Gather all lines containing the string "investors" and copy them out.

::: Entries supplied

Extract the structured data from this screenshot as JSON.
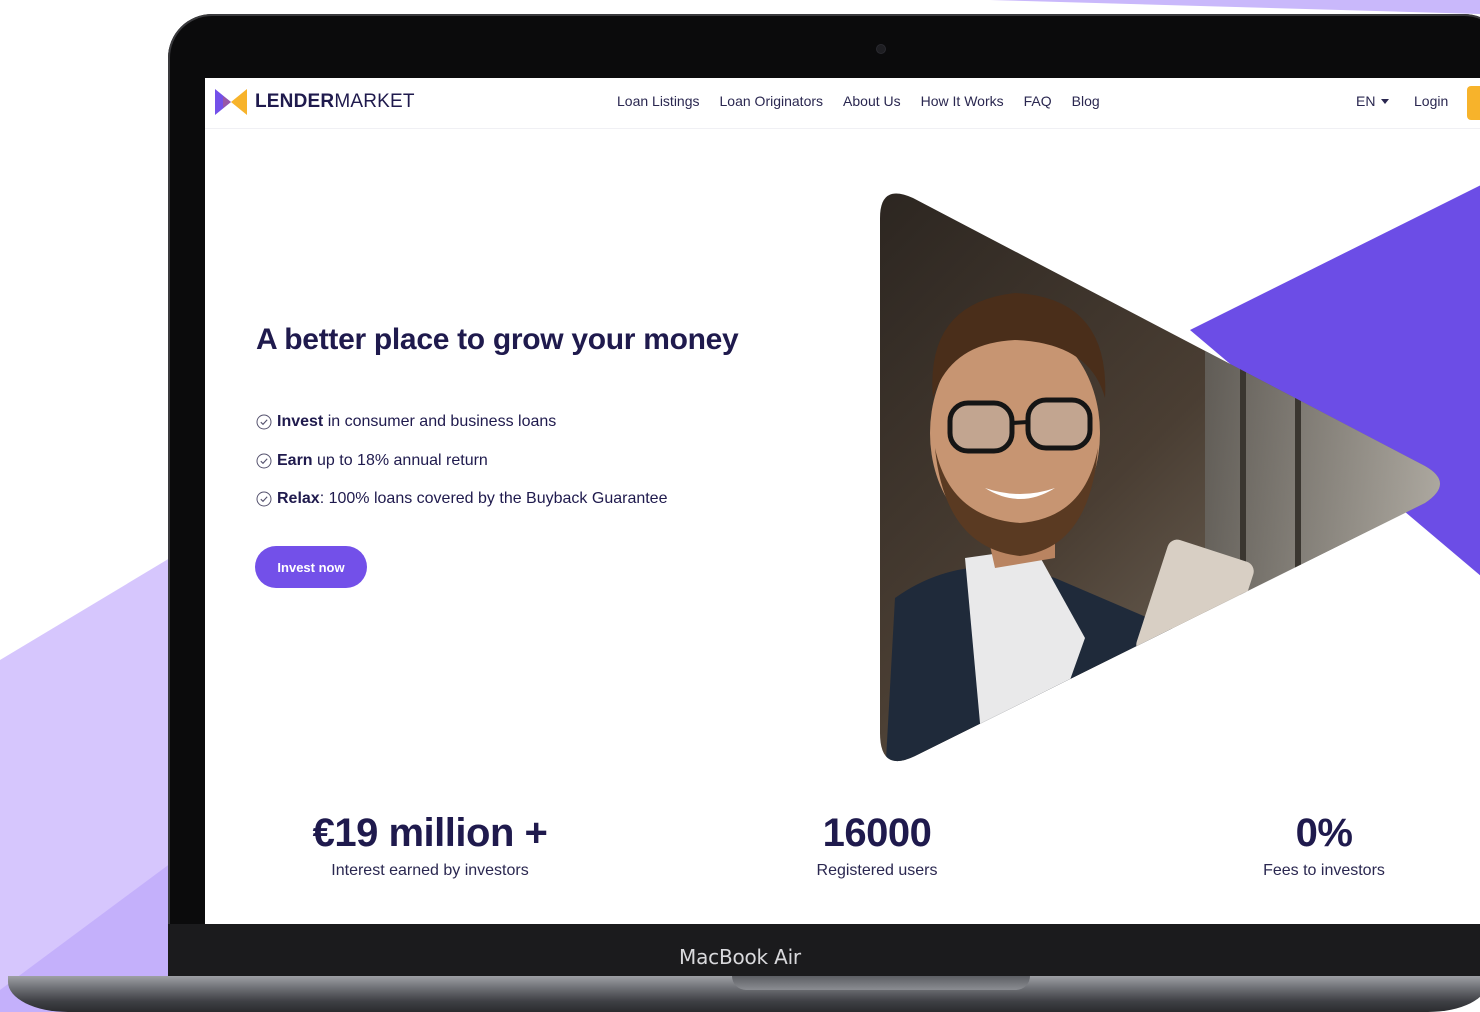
{
  "brand": {
    "name_bold": "LENDER",
    "name_light": "MARKET",
    "primary_color": "#7350e9",
    "accent_color": "#f7b32b",
    "text_color": "#1f1a4d"
  },
  "nav": {
    "links": [
      "Loan Listings",
      "Loan Originators",
      "About Us",
      "How It Works",
      "FAQ",
      "Blog"
    ],
    "language": "EN",
    "login": "Login"
  },
  "hero": {
    "title": "A better place to grow your money",
    "bullets": [
      {
        "bold": "Invest",
        "text": " in consumer and business loans"
      },
      {
        "bold": "Earn",
        "text": " up to 18% annual return"
      },
      {
        "bold": "Relax",
        "text": ": 100% loans covered by the Buyback Guarantee"
      }
    ],
    "cta": "Invest now",
    "image_icon": "smiling-man-with-phone-photo"
  },
  "stats": [
    {
      "value": "€19 million +",
      "label": "Interest earned by investors"
    },
    {
      "value": "16000",
      "label": "Registered users"
    },
    {
      "value": "0%",
      "label": "Fees to investors"
    }
  ],
  "device": {
    "label": "MacBook Air"
  }
}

::::::

- **The result**:
      "label": "Interest earned by investors"
      "label": "Fees to investors"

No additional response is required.